Fragmento –
★ ★ ★

Cosa curiosa es que el marxismo creyendo que infaliblemente la religión
desaparecerá por sí sola al cumplirse las condiciones económico-sociales de
la sociedad comunista, hasta el punto de esfumarse del planeta la misma idea
de Dios, a pesar de ello, se presenta como activo combatiente contra la
religión, tanto en la teoría como en la práctica. En la teoría, puesto que
-según Marx- «la crítica de la religión es virtualmente la crítica del
valle de lágrimas del que la religión es aureola... La crítica de la
religión, por tanto, hace que el hombre piense, actúe, cree su realidad,
como un hombre desengañado, dueño de su razón, con el fin de que se mueva a
su alrededor, alrededor de sí mismo, su verdadero sol» (en Crítica a la
Filosofía del Derecho).
La actitud ante la religión en el mundo marxista es inequívoca, inalterable
en la teoría y de hecho inalterada: «El marxismo es el materialismo, dice
Lenin. Por este mismo título, es implacablemente hostil a la religión, como
lo era el materialismo de los enciclopedistas del siglo XVIII o el
materialismo de Feuerbach... Pero el materialismo dialéctico va más lejos
que los enciclopedistas o que Feuerbach... Debemos combatir la religión. Esto
es el abecé de todo materialismo; por tanto, del marxismo. Pero el marxismo
va más lejos. Dice: es necesario saber luchar contra la religión, y para
esto es necesario explicar, en el sentido materialista, las fuentes de la fe y
de la religión de las masas». La actitud está clara, la intención
también; y los métodos, para el que conozca la moral marxista son muy
previsibles.
Lenin insiste en hacer crítica de la religión apoyándose en razones de tipo
psicológico: «La religión es un aspecto de la opresión espiritual que
siempre y en cualquier parte pesa sobre las masas agobiadas por el trabajo
perpetuo en provecho de los demás, por la miseria y la soledad. La fe en una
vida mejor en el más allá nace asimismo de la impotencia de las clases
explotadas en lucha contra los explotadores y tan inevitablemente como -de la
impotencia del salvaje en lucha contra la naturaleza, nace la creencia en las
divinidades, en los diablos, en los milagros, etc. Olvidar que la opresión
religiosa de la humanidad sólo es reflejo de la opresión económica en el
seno de la sociedad sería dar prueba de mediocridad burguesa» (Lenin, De
la religión). Podría replicarse: ¿y qué prueba esa calificación
-mediocridad burguesa- sobre la verdad o falsedad del discurso precedente?
En resumen, según el marxismo, la idea de Dios es la proyección en un ser
fantástico de las fuerzas físicas y sociales que dominan al hombre, de modo
que la idea desaparecerá en el momento en que se llegue a un dominio tal de
la naturaleza - la ensoñada sociedad comunista - que ya sea inútil la idea
de Dios.

★ ★ ★

Datos proporcionados –

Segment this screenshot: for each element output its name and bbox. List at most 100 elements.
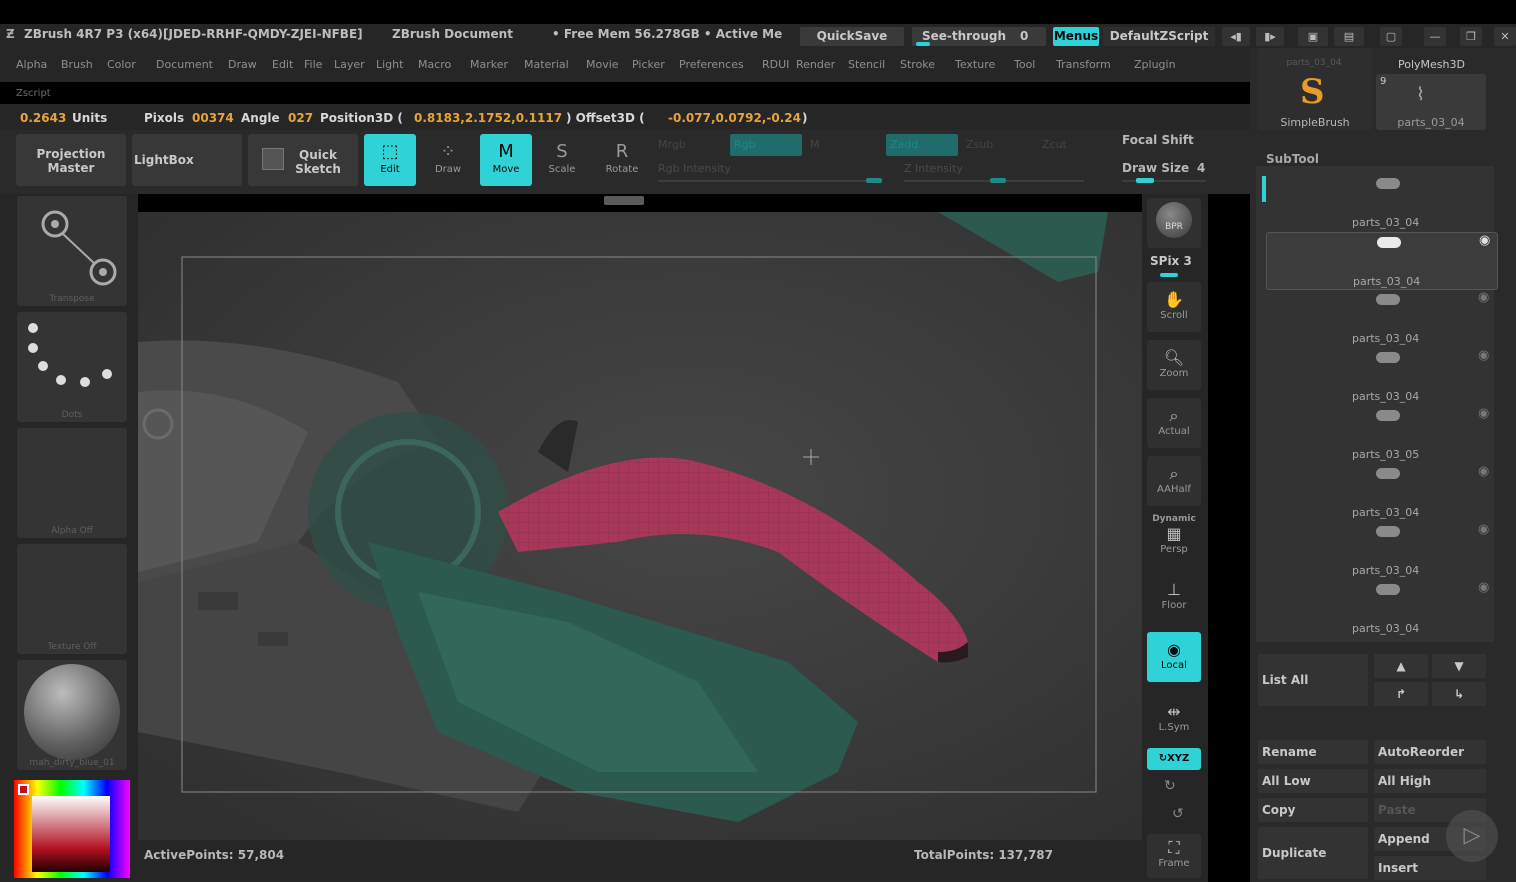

★ ★ ★

Por hacer – Transcribe del fragmento sobre el marxismo y la religión todo lo que va desde "Lenin insiste en" hasta "del discurso precedente?". Responde basándote solo en el fragmento, no en el listado.

La solución –
Lenin insiste en hacer crítica de la religión apoyándose en razones de tipo
psicológico: «La religión es un aspecto de la opresión espiritual que
siempre y en cualquier parte pesa sobre las masas agobiadas por el trabajo
perpetuo en provecho de los demás, por la miseria y la soledad. La fe en una
vida mejor en el más allá nace asimismo de la impotencia de las clases
explotadas en lucha contra los explotadores y tan inevitablemente como -de la
impotencia del salvaje en lucha contra la naturaleza, nace la creencia en las
divinidades, en los diablos, en los milagros, etc. Olvidar que la opresión
religiosa de la humanidad sólo es reflejo de la opresión económica en el
seno de la sociedad sería dar prueba de mediocridad burguesa» (Lenin, De
la religión). Podría replicarse: ¿y qué prueba esa calificación
-mediocridad burguesa- sobre la verdad o falsedad del discurso precedente?